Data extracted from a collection
● ● ● ●
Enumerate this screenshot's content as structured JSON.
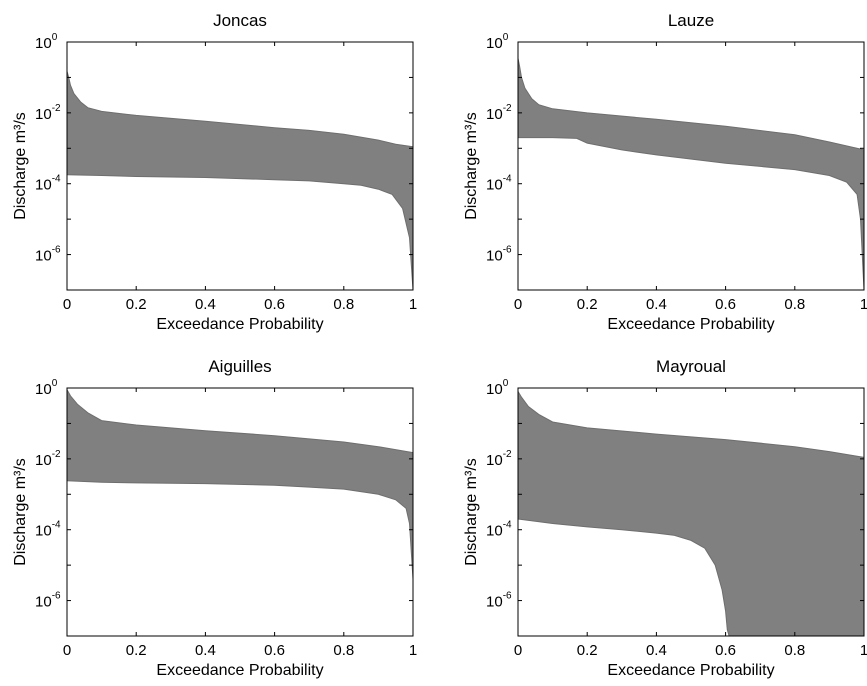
{
  "chart_data": [
    {
      "type": "area",
      "title": "Joncas",
      "xlabel": "Exceedance Probability",
      "ylabel": "Discharge m³/s",
      "xlim": [
        0,
        1
      ],
      "ylim": [
        1e-07,
        1
      ],
      "yscale": "log",
      "grid": false,
      "xticks": [
        "0",
        "0.2",
        "0.4",
        "0.6",
        "0.8",
        "1"
      ],
      "yticks": [
        "10^0",
        "10^-2",
        "10^-4",
        "10^-6"
      ],
      "band_color": "#808080",
      "series": [
        {
          "x": [
            0,
            0.005,
            0.01,
            0.02,
            0.04,
            0.06,
            0.1,
            0.2,
            0.4,
            0.6,
            0.7,
            0.8,
            0.9,
            0.95,
            1.0
          ],
          "values": [
            0.15,
            0.1,
            0.06,
            0.035,
            0.02,
            0.014,
            0.011,
            0.0085,
            0.0058,
            0.0038,
            0.0032,
            0.0025,
            0.0017,
            0.0013,
            0.0011
          ]
        },
        {
          "x": [
            0,
            0.1,
            0.2,
            0.4,
            0.6,
            0.7,
            0.8,
            0.85,
            0.9,
            0.94,
            0.97,
            0.99,
            1.0
          ],
          "values": [
            0.00018,
            0.00017,
            0.00016,
            0.00015,
            0.00013,
            0.00012,
            0.0001,
            9e-05,
            7e-05,
            5e-05,
            2e-05,
            3e-06,
            1e-07
          ]
        }
      ]
    },
    {
      "type": "area",
      "title": "Lauze",
      "xlabel": "Exceedance Probability",
      "ylabel": "Discharge m³/s",
      "xlim": [
        0,
        1
      ],
      "ylim": [
        1e-07,
        1
      ],
      "yscale": "log",
      "grid": false,
      "xticks": [
        "0",
        "0.2",
        "0.4",
        "0.6",
        "0.8",
        "1"
      ],
      "yticks": [
        "10^0",
        "10^-2",
        "10^-4",
        "10^-6"
      ],
      "band_color": "#808080",
      "series": [
        {
          "x": [
            0,
            0.005,
            0.01,
            0.02,
            0.04,
            0.06,
            0.1,
            0.2,
            0.4,
            0.6,
            0.8,
            0.9,
            1.0
          ],
          "values": [
            0.35,
            0.2,
            0.1,
            0.05,
            0.025,
            0.017,
            0.013,
            0.01,
            0.0066,
            0.0042,
            0.0024,
            0.0015,
            0.0009
          ]
        },
        {
          "x": [
            0,
            0.1,
            0.17,
            0.2,
            0.3,
            0.4,
            0.6,
            0.8,
            0.9,
            0.95,
            0.98,
            0.99,
            1.0
          ],
          "values": [
            0.002,
            0.002,
            0.0019,
            0.0014,
            0.0009,
            0.00065,
            0.00038,
            0.00025,
            0.00017,
            0.00011,
            5e-05,
            1e-05,
            1e-07
          ]
        }
      ]
    },
    {
      "type": "area",
      "title": "Aiguilles",
      "xlabel": "Exceedance Probability",
      "ylabel": "Discharge m³/s",
      "xlim": [
        0,
        1
      ],
      "ylim": [
        1e-07,
        1
      ],
      "yscale": "log",
      "grid": false,
      "xticks": [
        "0",
        "0.2",
        "0.4",
        "0.6",
        "0.8",
        "1"
      ],
      "yticks": [
        "10^0",
        "10^-2",
        "10^-4",
        "10^-6"
      ],
      "band_color": "#808080",
      "series": [
        {
          "x": [
            0,
            0.01,
            0.03,
            0.06,
            0.1,
            0.2,
            0.4,
            0.6,
            0.8,
            0.9,
            1.0
          ],
          "values": [
            0.9,
            0.6,
            0.35,
            0.2,
            0.12,
            0.09,
            0.062,
            0.045,
            0.03,
            0.022,
            0.015
          ]
        },
        {
          "x": [
            0,
            0.1,
            0.2,
            0.4,
            0.6,
            0.7,
            0.8,
            0.9,
            0.95,
            0.98,
            0.99,
            1.0
          ],
          "values": [
            0.0024,
            0.0022,
            0.0021,
            0.002,
            0.0018,
            0.0016,
            0.0014,
            0.001,
            0.0007,
            0.0004,
            0.00015,
            4e-06
          ]
        }
      ]
    },
    {
      "type": "area",
      "title": "Mayroual",
      "xlabel": "Exceedance Probability",
      "ylabel": "Discharge m³/s",
      "xlim": [
        0,
        1
      ],
      "ylim": [
        1e-07,
        1
      ],
      "yscale": "log",
      "grid": false,
      "xticks": [
        "0",
        "0.2",
        "0.4",
        "0.6",
        "0.8",
        "1"
      ],
      "yticks": [
        "10^0",
        "10^-2",
        "10^-4",
        "10^-6"
      ],
      "band_color": "#808080",
      "series": [
        {
          "x": [
            0,
            0.01,
            0.03,
            0.06,
            0.1,
            0.2,
            0.4,
            0.6,
            0.8,
            0.9,
            1.0
          ],
          "values": [
            0.8,
            0.55,
            0.3,
            0.18,
            0.11,
            0.075,
            0.05,
            0.035,
            0.022,
            0.016,
            0.011
          ]
        },
        {
          "x": [
            0,
            0.1,
            0.2,
            0.3,
            0.4,
            0.45,
            0.5,
            0.54,
            0.57,
            0.59,
            0.6,
            0.605,
            0.61,
            1.0
          ],
          "values": [
            0.0002,
            0.00015,
            0.00012,
            0.0001,
            8e-05,
            7e-05,
            5e-05,
            3e-05,
            1e-05,
            2e-06,
            5e-07,
            1.5e-07,
            1e-07,
            1e-07
          ]
        }
      ]
    }
  ]
}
● ● ● ●
> _WHAT THE EXERCISE ASKS_
Omit the pictures and restate the rest of the records verbatim.

> _RESULT OF THIS TASK_
Enumerate this screenshot's content as structured JSON.
{
  "chart_data": [
    {
      "type": "area",
      "title": "Joncas",
      "xlabel": "Exceedance Probability",
      "ylabel": "Discharge m³/s",
      "xlim": [
        0,
        1
      ],
      "ylim": [
        1e-07,
        1
      ],
      "yscale": "log",
      "grid": false,
      "xticks": [
        "0",
        "0.2",
        "0.4",
        "0.6",
        "0.8",
        "1"
      ],
      "yticks": [
        "10^0",
        "10^-2",
        "10^-4",
        "10^-6"
      ],
      "band_color": "#808080",
      "series": [
        {
          "x": [
            0,
            0.005,
            0.01,
            0.02,
            0.04,
            0.06,
            0.1,
            0.2,
            0.4,
            0.6,
            0.7,
            0.8,
            0.9,
            0.95,
            1.0
          ],
          "values": [
            0.15,
            0.1,
            0.06,
            0.035,
            0.02,
            0.014,
            0.011,
            0.0085,
            0.0058,
            0.0038,
            0.0032,
            0.0025,
            0.0017,
            0.0013,
            0.0011
          ]
        },
        {
          "x": [
            0,
            0.1,
            0.2,
            0.4,
            0.6,
            0.7,
            0.8,
            0.85,
            0.9,
            0.94,
            0.97,
            0.99,
            1.0
          ],
          "values": [
            0.00018,
            0.00017,
            0.00016,
            0.00015,
            0.00013,
            0.00012,
            0.0001,
            9e-05,
            7e-05,
            5e-05,
            2e-05,
            3e-06,
            1e-07
          ]
        }
      ]
    },
    {
      "type": "area",
      "title": "Lauze",
      "xlabel": "Exceedance Probability",
      "ylabel": "Discharge m³/s",
      "xlim": [
        0,
        1
      ],
      "ylim": [
        1e-07,
        1
      ],
      "yscale": "log",
      "grid": false,
      "xticks": [
        "0",
        "0.2",
        "0.4",
        "0.6",
        "0.8",
        "1"
      ],
      "yticks": [
        "10^0",
        "10^-2",
        "10^-4",
        "10^-6"
      ],
      "band_color": "#808080",
      "series": [
        {
          "x": [
            0,
            0.005,
            0.01,
            0.02,
            0.04,
            0.06,
            0.1,
            0.2,
            0.4,
            0.6,
            0.8,
            0.9,
            1.0
          ],
          "values": [
            0.35,
            0.2,
            0.1,
            0.05,
            0.025,
            0.017,
            0.013,
            0.01,
            0.0066,
            0.0042,
            0.0024,
            0.0015,
            0.0009
          ]
        },
        {
          "x": [
            0,
            0.1,
            0.17,
            0.2,
            0.3,
            0.4,
            0.6,
            0.8,
            0.9,
            0.95,
            0.98,
            0.99,
            1.0
          ],
          "values": [
            0.002,
            0.002,
            0.0019,
            0.0014,
            0.0009,
            0.00065,
            0.00038,
            0.00025,
            0.00017,
            0.00011,
            5e-05,
            1e-05,
            1e-07
          ]
        }
      ]
    },
    {
      "type": "area",
      "title": "Aiguilles",
      "xlabel": "Exceedance Probability",
      "ylabel": "Discharge m³/s",
      "xlim": [
        0,
        1
      ],
      "ylim": [
        1e-07,
        1
      ],
      "yscale": "log",
      "grid": false,
      "xticks": [
        "0",
        "0.2",
        "0.4",
        "0.6",
        "0.8",
        "1"
      ],
      "yticks": [
        "10^0",
        "10^-2",
        "10^-4",
        "10^-6"
      ],
      "band_color": "#808080",
      "series": [
        {
          "x": [
            0,
            0.01,
            0.03,
            0.06,
            0.1,
            0.2,
            0.4,
            0.6,
            0.8,
            0.9,
            1.0
          ],
          "values": [
            0.9,
            0.6,
            0.35,
            0.2,
            0.12,
            0.09,
            0.062,
            0.045,
            0.03,
            0.022,
            0.015
          ]
        },
        {
          "x": [
            0,
            0.1,
            0.2,
            0.4,
            0.6,
            0.7,
            0.8,
            0.9,
            0.95,
            0.98,
            0.99,
            1.0
          ],
          "values": [
            0.0024,
            0.0022,
            0.0021,
            0.002,
            0.0018,
            0.0016,
            0.0014,
            0.001,
            0.0007,
            0.0004,
            0.00015,
            4e-06
          ]
        }
      ]
    },
    {
      "type": "area",
      "title": "Mayroual",
      "xlabel": "Exceedance Probability",
      "ylabel": "Discharge m³/s",
      "xlim": [
        0,
        1
      ],
      "ylim": [
        1e-07,
        1
      ],
      "yscale": "log",
      "grid": false,
      "xticks": [
        "0",
        "0.2",
        "0.4",
        "0.6",
        "0.8",
        "1"
      ],
      "yticks": [
        "10^0",
        "10^-2",
        "10^-4",
        "10^-6"
      ],
      "band_color": "#808080",
      "series": [
        {
          "x": [
            0,
            0.01,
            0.03,
            0.06,
            0.1,
            0.2,
            0.4,
            0.6,
            0.8,
            0.9,
            1.0
          ],
          "values": [
            0.8,
            0.55,
            0.3,
            0.18,
            0.11,
            0.075,
            0.05,
            0.035,
            0.022,
            0.016,
            0.011
          ]
        },
        {
          "x": [
            0,
            0.1,
            0.2,
            0.3,
            0.4,
            0.45,
            0.5,
            0.54,
            0.57,
            0.59,
            0.6,
            0.605,
            0.61,
            1.0
          ],
          "values": [
            0.0002,
            0.00015,
            0.00012,
            0.0001,
            8e-05,
            7e-05,
            5e-05,
            3e-05,
            1e-05,
            2e-06,
            5e-07,
            1.5e-07,
            1e-07,
            1e-07
          ]
        }
      ]
    }
  ]
}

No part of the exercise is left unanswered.